WORK REQUIRED: Write out the whole listing word for word.

DATA PROVIDED:
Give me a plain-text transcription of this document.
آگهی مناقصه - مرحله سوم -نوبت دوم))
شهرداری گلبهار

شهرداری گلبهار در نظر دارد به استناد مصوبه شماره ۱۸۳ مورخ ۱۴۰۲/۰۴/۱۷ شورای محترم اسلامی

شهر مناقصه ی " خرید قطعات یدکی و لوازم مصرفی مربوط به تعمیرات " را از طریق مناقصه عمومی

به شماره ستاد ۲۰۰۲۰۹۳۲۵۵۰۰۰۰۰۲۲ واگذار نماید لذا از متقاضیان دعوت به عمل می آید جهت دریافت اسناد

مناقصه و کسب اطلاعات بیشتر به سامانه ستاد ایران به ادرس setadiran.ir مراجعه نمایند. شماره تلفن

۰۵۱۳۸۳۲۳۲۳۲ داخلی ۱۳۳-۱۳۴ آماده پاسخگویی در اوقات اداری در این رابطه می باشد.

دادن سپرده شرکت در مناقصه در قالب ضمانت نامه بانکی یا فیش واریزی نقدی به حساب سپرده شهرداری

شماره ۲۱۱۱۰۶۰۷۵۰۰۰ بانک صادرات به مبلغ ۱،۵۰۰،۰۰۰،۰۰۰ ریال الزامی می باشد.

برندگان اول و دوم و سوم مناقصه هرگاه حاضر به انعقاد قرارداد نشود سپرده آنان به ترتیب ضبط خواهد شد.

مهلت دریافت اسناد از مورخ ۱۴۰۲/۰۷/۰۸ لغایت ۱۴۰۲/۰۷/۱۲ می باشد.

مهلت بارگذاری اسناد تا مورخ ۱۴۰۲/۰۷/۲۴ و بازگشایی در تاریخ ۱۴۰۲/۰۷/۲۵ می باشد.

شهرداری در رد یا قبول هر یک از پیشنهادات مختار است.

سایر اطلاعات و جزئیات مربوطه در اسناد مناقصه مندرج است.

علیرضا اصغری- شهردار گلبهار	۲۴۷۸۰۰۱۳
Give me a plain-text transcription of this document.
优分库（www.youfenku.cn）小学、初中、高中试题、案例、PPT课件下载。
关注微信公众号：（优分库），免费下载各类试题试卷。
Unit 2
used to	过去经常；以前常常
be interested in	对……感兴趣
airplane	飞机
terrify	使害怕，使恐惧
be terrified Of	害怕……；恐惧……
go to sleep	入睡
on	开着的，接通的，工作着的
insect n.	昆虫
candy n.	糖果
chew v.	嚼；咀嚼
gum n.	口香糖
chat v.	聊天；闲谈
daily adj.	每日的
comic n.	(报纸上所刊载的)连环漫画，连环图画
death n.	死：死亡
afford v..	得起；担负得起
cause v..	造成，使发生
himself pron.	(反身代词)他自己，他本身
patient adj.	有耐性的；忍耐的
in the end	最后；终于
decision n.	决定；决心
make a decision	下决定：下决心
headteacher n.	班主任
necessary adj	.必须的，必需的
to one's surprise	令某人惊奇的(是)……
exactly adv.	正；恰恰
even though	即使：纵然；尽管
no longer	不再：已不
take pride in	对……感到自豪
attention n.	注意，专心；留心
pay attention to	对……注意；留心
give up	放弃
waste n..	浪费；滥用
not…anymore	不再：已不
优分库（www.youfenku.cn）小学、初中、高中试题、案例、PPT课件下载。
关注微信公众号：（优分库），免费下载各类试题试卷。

FINAL RESULT:
Give me a plain-text transcription of this document.
آگهی مناقصه - مرحله سوم -نوبت دوم))
شهرداری گلبهار

شهرداری گلبهار در نظر دارد به استناد مصوبه شماره ۱۸۳ مورخ ۱۴۰۲/۰۴/۱۷ شورای محترم اسلامی

شهر مناقصه ی " خرید قطعات یدکی و لوازم مصرفی مربوط به تعمیرات " را از طریق مناقصه عمومی

به شماره ستاد ۲۰۰۲۰۹۳۲۵۵۰۰۰۰۰۲۲ واگذار نماید لذا از متقاضیان دعوت به عمل می آید جهت دریافت اسناد

مناقصه و کسب اطلاعات بیشتر به سامانه ستاد ایران به ادرس setadiran.ir مراجعه نمایند. شماره تلفن

۰۵۱۳۸۳۲۳۲۳۲ داخلی ۱۳۳-۱۳۴ آماده پاسخگویی در اوقات اداری در این رابطه می باشد.

دادن سپرده شرکت در مناقصه در قالب ضمانت نامه بانکی یا فیش واریزی نقدی به حساب سپرده شهرداری

شماره ۲۱۱۱۰۶۰۷۵۰۰۰ بانک صادرات به مبلغ ۱،۵۰۰،۰۰۰،۰۰۰ ریال الزامی می باشد.

برندگان اول و دوم و سوم مناقصه هرگاه حاضر به انعقاد قرارداد نشود سپرده آنان به ترتیب ضبط خواهد شد.

مهلت دریافت اسناد از مورخ ۱۴۰۲/۰۷/۰۸ لغایت ۱۴۰۲/۰۷/۱۲ می باشد.

مهلت بارگذاری اسناد تا مورخ ۱۴۰۲/۰۷/۲۴ و بازگشایی در تاریخ ۱۴۰۲/۰۷/۲۵ می باشد.

شهرداری در رد یا قبول هر یک از پیشنهادات مختار است.

سایر اطلاعات و جزئیات مربوطه در اسناد مناقصه مندرج است.

علیرضا اصغری- شهردار گلبهار	۲۴۷۸۰۰۱۳
Give me a plain-text transcription of this document.
优分库（www.youfenku.cn）小学、初中、高中试题、案例、PPT课件下载。
关注微信公众号：（优分库），免费下载各类试题试卷。
Unit 2
used to	过去经常；以前常常
be interested in	对……感兴趣
airplane	飞机
terrify	使害怕，使恐惧
be terrified Of	害怕……；恐惧……
go to sleep	入睡
on	开着的，接通的，工作着的
insect n.	昆虫
candy n.	糖果
chew v.	嚼；咀嚼
gum n.	口香糖
chat v.	聊天；闲谈
daily adj.	每日的
comic n.	(报纸上所刊载的)连环漫画，连环图画
death n.	死：死亡
afford v..	得起；担负得起
cause v..	造成，使发生
himself pron.	(反身代词)他自己，他本身
patient adj.	有耐性的；忍耐的
in the end	最后；终于
decision n.	决定；决心
make a decision	下决定：下决心
headteacher n.	班主任
necessary adj	.必须的，必需的
to one's surprise	令某人惊奇的(是)……
exactly adv.	正；恰恰
even though	即使：纵然；尽管
no longer	不再：已不
take pride in	对……感到自豪
attention n.	注意，专心；留心
pay attention to	对……注意；留心
give up	放弃
waste n..	浪费；滥用
not…anymore	不再：已不
优分库（www.youfenku.cn）小学、初中、高中试题、案例、PPT课件下载。
关注微信公众号：（优分库），免费下载各类试题试卷。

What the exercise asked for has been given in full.